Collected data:
══════════
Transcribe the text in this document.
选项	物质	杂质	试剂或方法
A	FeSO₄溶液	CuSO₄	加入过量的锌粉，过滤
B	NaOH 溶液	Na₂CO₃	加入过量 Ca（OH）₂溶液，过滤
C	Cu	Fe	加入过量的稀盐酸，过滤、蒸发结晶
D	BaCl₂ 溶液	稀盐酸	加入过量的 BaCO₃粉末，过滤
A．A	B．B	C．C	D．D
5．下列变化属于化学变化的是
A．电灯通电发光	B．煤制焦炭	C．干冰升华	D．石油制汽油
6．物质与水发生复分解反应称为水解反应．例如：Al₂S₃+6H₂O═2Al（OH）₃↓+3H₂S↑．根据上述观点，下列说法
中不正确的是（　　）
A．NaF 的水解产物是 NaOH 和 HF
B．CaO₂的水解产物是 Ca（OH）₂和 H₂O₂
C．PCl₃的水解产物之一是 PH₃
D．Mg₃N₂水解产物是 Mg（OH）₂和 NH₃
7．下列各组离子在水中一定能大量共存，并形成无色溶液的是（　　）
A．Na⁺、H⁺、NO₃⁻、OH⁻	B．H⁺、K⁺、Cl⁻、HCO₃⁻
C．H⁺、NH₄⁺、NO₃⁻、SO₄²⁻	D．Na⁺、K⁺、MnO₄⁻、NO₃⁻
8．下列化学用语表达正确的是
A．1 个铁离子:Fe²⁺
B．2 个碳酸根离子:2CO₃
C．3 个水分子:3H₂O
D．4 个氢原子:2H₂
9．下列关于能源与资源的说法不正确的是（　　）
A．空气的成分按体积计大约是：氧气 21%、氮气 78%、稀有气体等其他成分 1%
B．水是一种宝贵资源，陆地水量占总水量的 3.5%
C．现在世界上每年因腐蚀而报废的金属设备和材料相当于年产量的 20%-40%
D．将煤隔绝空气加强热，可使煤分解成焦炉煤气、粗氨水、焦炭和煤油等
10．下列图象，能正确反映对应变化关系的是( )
══════════
Short problem: Copy out each record from above, exactly.

Solution for this problem:
Transcribe the text in this document.
选项	物质	杂质	试剂或方法
A	FeSO₄溶液	CuSO₄	加入过量的锌粉，过滤
B	NaOH 溶液	Na₂CO₃	加入过量 Ca（OH）₂溶液，过滤
C	Cu	Fe	加入过量的稀盐酸，过滤、蒸发结晶
D	BaCl₂ 溶液	稀盐酸	加入过量的 BaCO₃粉末，过滤
A．A	B．B	C．C	D．D
5．下列变化属于化学变化的是
A．电灯通电发光	B．煤制焦炭	C．干冰升华	D．石油制汽油
6．物质与水发生复分解反应称为水解反应．例如：Al₂S₃+6H₂O═2Al（OH）₃↓+3H₂S↑．根据上述观点，下列说法
中不正确的是（　　）
A．NaF 的水解产物是 NaOH 和 HF
B．CaO₂的水解产物是 Ca（OH）₂和 H₂O₂
C．PCl₃的水解产物之一是 PH₃
D．Mg₃N₂水解产物是 Mg（OH）₂和 NH₃
7．下列各组离子在水中一定能大量共存，并形成无色溶液的是（　　）
A．Na⁺、H⁺、NO₃⁻、OH⁻	B．H⁺、K⁺、Cl⁻、HCO₃⁻
C．H⁺、NH₄⁺、NO₃⁻、SO₄²⁻	D．Na⁺、K⁺、MnO₄⁻、NO₃⁻
8．下列化学用语表达正确的是
A．1 个铁离子:Fe²⁺
B．2 个碳酸根离子:2CO₃
C．3 个水分子:3H₂O
D．4 个氢原子:2H₂
9．下列关于能源与资源的说法不正确的是（　　）
A．空气的成分按体积计大约是：氧气 21%、氮气 78%、稀有气体等其他成分 1%
B．水是一种宝贵资源，陆地水量占总水量的 3.5%
C．现在世界上每年因腐蚀而报废的金属设备和材料相当于年产量的 20%-40%
D．将煤隔绝空气加强热，可使煤分解成焦炉煤气、粗氨水、焦炭和煤油等
10．下列图象，能正确反映对应变化关系的是( )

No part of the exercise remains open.